REQUIREMENT:
Using the data below, copy every line that contains the word "actual".

# start of EXERCISE MATERIALS

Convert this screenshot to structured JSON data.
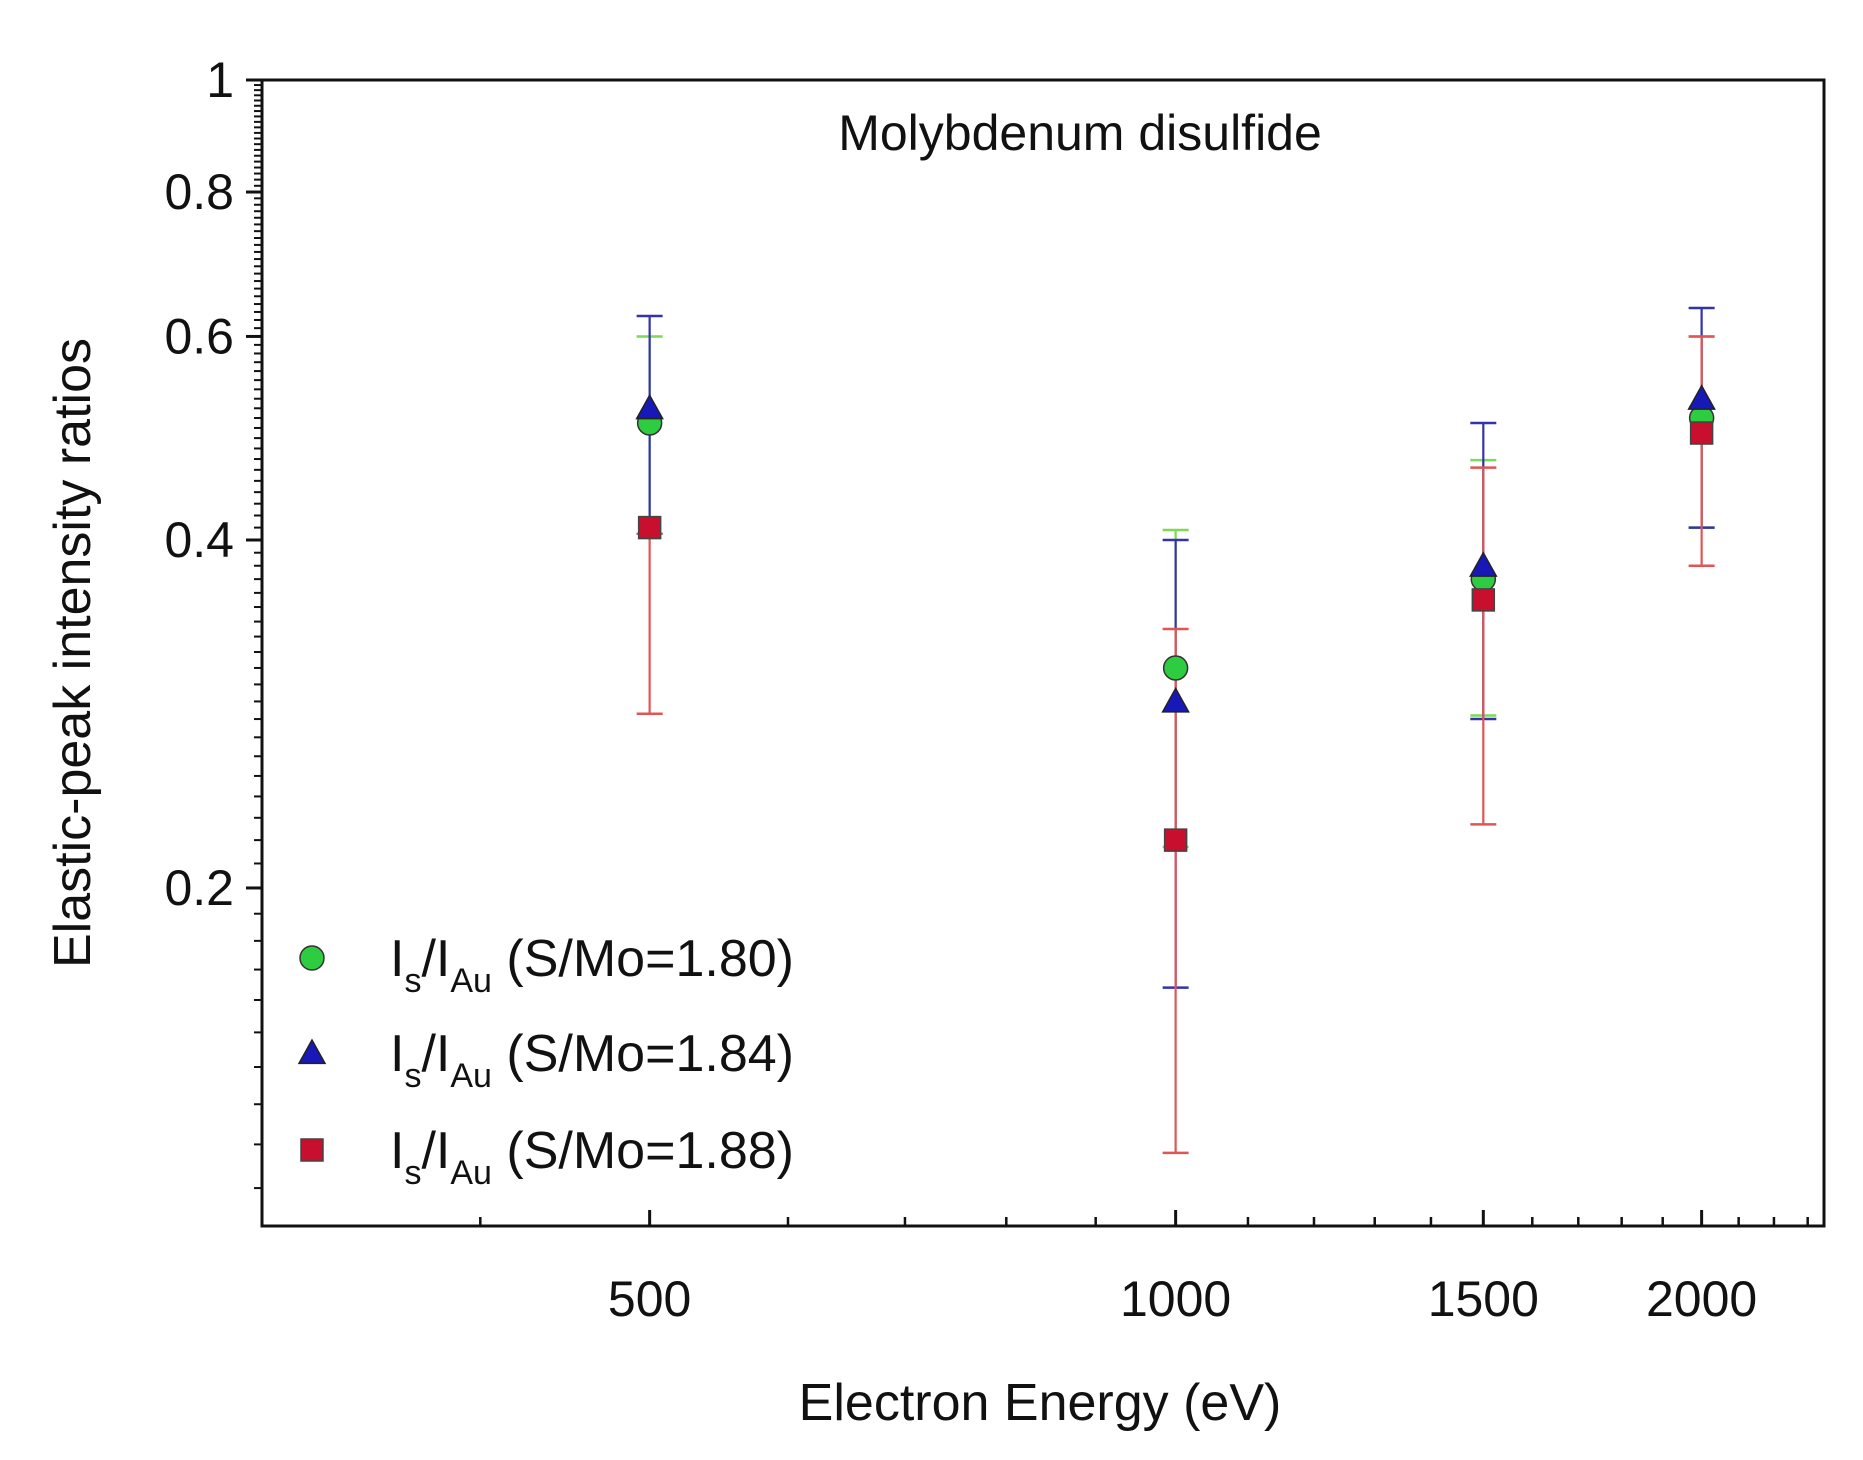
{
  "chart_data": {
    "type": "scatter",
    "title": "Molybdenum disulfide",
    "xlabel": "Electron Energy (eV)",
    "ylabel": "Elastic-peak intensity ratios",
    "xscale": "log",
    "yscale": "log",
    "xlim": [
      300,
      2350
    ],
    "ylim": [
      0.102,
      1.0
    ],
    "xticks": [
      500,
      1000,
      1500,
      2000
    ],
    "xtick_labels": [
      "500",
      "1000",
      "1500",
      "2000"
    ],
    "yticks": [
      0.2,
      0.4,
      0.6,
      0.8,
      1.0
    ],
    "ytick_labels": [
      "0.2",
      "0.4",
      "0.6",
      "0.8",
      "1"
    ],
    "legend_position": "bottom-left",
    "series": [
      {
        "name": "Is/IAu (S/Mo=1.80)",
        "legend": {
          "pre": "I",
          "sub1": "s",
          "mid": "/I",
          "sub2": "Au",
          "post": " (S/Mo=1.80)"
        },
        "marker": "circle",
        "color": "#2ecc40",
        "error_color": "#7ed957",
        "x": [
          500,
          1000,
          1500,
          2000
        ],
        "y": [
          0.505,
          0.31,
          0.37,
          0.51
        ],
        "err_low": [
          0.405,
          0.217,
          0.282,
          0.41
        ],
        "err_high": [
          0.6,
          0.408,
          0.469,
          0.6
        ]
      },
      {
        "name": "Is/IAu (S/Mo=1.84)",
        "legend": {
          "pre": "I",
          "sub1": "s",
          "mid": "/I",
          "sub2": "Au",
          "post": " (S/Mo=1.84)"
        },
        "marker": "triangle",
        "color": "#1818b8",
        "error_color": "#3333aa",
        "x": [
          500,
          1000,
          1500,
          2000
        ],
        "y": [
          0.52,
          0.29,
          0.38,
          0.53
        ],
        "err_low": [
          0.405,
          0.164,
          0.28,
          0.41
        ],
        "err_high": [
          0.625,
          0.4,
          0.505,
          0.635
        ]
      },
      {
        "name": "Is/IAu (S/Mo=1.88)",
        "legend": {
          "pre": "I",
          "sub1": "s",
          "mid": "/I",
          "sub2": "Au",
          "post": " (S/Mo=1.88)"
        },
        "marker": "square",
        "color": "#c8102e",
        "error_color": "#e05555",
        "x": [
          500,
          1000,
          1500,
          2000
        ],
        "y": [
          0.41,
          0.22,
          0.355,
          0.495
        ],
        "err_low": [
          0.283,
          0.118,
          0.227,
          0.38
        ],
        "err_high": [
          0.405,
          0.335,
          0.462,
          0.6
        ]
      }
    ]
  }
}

# end of EXERCISE MATERIALS
# start of EXERCISE MATERIALS

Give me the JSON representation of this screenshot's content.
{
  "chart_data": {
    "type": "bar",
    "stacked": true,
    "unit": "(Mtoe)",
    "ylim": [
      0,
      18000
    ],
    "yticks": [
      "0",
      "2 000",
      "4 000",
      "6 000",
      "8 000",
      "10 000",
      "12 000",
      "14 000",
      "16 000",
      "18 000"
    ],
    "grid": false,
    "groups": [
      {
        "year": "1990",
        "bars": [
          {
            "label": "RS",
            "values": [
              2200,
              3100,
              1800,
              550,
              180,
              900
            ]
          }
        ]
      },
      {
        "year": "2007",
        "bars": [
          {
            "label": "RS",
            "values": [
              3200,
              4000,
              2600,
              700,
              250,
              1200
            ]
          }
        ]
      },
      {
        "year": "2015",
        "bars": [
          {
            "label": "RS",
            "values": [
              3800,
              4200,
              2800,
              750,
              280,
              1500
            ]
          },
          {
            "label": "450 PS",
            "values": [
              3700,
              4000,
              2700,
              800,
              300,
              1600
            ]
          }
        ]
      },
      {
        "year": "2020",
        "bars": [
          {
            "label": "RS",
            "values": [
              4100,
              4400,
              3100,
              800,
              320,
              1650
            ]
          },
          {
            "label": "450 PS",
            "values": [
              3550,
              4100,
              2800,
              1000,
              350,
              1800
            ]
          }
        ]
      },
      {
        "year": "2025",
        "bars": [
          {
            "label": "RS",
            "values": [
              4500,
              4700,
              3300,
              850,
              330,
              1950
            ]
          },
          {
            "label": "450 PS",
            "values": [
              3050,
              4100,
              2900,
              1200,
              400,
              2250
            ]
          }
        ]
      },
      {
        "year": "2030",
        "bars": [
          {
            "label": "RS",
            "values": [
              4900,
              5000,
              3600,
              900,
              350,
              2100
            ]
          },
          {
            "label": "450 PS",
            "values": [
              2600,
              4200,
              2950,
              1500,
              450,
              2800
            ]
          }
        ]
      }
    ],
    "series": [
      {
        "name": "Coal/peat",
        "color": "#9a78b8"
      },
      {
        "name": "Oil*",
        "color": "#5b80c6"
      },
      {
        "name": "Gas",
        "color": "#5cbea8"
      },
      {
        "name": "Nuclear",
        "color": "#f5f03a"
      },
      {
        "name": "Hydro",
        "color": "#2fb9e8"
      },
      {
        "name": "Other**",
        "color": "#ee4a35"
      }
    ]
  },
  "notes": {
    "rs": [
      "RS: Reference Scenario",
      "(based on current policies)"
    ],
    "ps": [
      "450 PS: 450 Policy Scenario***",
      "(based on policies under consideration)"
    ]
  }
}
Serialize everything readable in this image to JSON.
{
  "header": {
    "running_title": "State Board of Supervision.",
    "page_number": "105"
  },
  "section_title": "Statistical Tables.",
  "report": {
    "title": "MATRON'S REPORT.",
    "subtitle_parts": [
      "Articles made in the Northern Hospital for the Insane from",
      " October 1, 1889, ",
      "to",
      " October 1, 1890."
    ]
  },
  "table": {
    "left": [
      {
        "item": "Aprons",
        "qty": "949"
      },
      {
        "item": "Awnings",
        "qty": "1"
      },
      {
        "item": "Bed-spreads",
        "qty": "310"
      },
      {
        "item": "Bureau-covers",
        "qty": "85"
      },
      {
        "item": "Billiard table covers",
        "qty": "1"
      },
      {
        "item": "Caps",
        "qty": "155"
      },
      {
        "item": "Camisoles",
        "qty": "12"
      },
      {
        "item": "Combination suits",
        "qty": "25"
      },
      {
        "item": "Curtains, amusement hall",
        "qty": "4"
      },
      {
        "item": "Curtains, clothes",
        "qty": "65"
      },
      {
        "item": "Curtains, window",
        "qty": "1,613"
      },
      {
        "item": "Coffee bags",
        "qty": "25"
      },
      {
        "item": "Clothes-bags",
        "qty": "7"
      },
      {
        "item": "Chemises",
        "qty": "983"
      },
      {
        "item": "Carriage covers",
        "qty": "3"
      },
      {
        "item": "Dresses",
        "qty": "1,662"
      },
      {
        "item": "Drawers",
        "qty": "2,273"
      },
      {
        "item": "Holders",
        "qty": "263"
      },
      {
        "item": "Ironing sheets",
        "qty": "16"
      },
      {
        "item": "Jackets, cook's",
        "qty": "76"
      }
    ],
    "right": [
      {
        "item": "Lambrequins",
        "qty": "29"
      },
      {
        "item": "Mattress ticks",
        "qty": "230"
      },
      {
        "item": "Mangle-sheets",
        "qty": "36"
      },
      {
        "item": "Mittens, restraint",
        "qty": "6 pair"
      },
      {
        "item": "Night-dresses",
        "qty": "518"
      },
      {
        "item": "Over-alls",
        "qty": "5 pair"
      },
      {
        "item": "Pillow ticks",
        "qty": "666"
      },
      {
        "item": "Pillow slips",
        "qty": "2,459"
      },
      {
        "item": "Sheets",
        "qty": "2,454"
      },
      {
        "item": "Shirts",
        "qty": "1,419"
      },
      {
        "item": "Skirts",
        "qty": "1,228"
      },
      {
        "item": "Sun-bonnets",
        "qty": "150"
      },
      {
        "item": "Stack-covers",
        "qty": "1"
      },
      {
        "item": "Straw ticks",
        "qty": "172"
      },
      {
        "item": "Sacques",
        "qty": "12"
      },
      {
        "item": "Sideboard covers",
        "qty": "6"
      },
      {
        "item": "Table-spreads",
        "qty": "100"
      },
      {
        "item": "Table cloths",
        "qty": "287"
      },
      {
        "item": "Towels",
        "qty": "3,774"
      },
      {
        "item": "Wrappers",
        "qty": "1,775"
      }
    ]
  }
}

# end of EXERCISE MATERIALS
# start of EXERCISE MATERIALS

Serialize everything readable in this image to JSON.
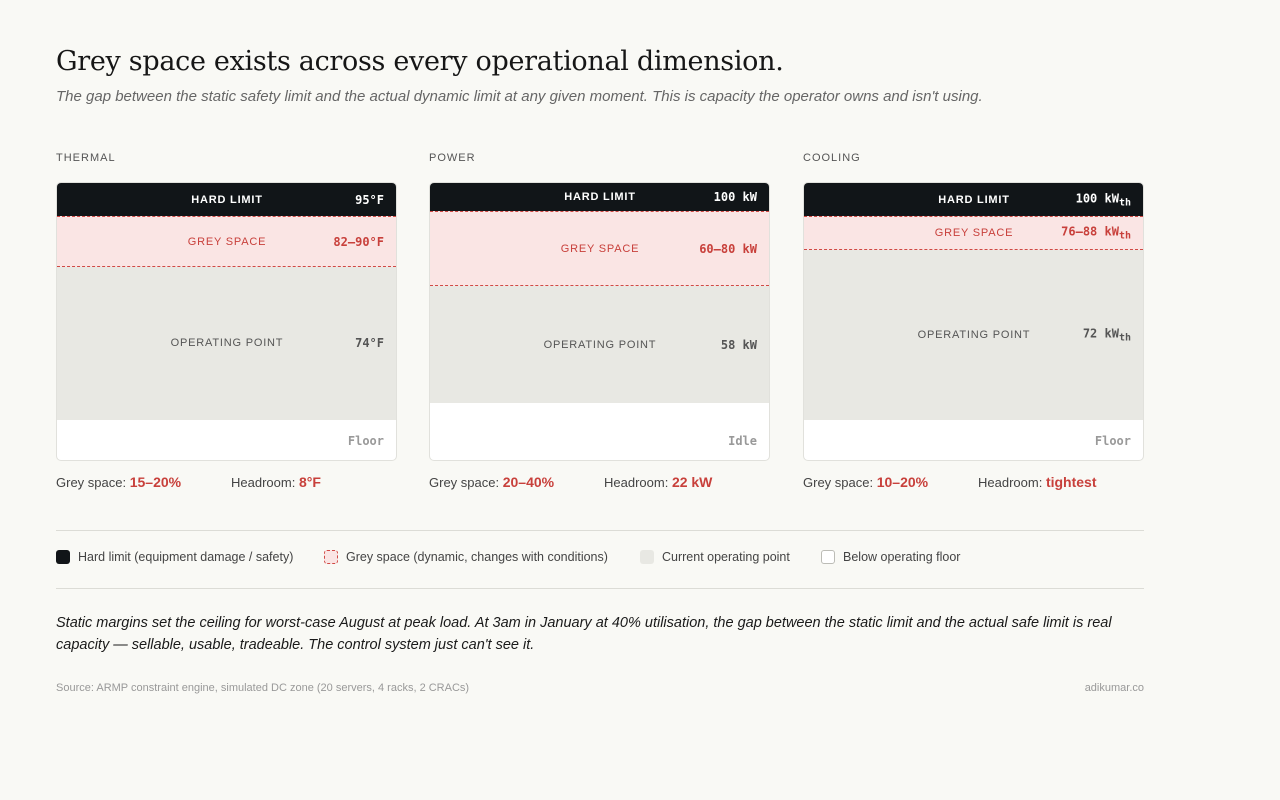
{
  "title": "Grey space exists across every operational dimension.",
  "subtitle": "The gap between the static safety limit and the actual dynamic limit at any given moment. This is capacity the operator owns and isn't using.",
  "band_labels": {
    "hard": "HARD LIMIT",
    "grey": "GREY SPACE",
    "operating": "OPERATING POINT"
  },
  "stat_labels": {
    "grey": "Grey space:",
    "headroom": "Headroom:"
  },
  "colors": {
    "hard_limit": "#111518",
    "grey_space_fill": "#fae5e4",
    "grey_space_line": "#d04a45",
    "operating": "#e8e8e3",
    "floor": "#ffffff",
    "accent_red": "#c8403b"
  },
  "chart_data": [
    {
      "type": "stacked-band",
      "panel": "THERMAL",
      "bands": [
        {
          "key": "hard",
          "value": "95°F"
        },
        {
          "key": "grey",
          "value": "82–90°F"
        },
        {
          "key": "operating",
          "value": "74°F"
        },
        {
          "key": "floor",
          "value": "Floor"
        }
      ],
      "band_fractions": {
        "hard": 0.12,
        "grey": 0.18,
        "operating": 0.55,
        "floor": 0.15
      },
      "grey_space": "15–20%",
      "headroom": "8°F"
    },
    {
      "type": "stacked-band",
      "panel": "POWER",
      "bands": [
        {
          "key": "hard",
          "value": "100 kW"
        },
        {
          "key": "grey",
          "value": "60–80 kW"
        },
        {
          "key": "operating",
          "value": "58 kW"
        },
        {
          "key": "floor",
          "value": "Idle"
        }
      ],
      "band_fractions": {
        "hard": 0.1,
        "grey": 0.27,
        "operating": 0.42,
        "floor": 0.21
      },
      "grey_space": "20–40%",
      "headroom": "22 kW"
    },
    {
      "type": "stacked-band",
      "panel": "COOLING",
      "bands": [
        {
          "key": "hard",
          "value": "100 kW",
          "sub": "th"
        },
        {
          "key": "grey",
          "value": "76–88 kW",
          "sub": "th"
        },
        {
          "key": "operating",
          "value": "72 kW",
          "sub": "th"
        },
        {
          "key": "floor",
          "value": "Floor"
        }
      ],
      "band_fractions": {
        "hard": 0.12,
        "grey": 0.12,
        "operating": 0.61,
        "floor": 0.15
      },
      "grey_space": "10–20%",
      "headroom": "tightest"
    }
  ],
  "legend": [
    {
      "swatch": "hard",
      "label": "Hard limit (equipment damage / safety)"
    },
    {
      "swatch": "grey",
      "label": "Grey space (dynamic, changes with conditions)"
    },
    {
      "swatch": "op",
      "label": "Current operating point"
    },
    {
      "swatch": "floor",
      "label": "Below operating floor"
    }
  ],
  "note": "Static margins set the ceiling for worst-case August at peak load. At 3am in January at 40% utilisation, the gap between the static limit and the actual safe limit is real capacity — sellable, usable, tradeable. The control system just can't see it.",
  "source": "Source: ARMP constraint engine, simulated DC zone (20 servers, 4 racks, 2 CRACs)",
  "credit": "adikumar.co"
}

# end of EXERCISE MATERIALS

OUTPUT OF THE EXERCISE:
  "subtitle": "The gap between the static safety limit and the actual dynamic limit at any given moment. This is capacity the operator owns and isn't using.",
  "note": "Static margins set the ceiling for worst-case August at peak load. At 3am in January at 40% utilisation, the gap between the static limit and the actual safe limit is real capacity — sellable, usable, tradeable. The control system just can't see it.",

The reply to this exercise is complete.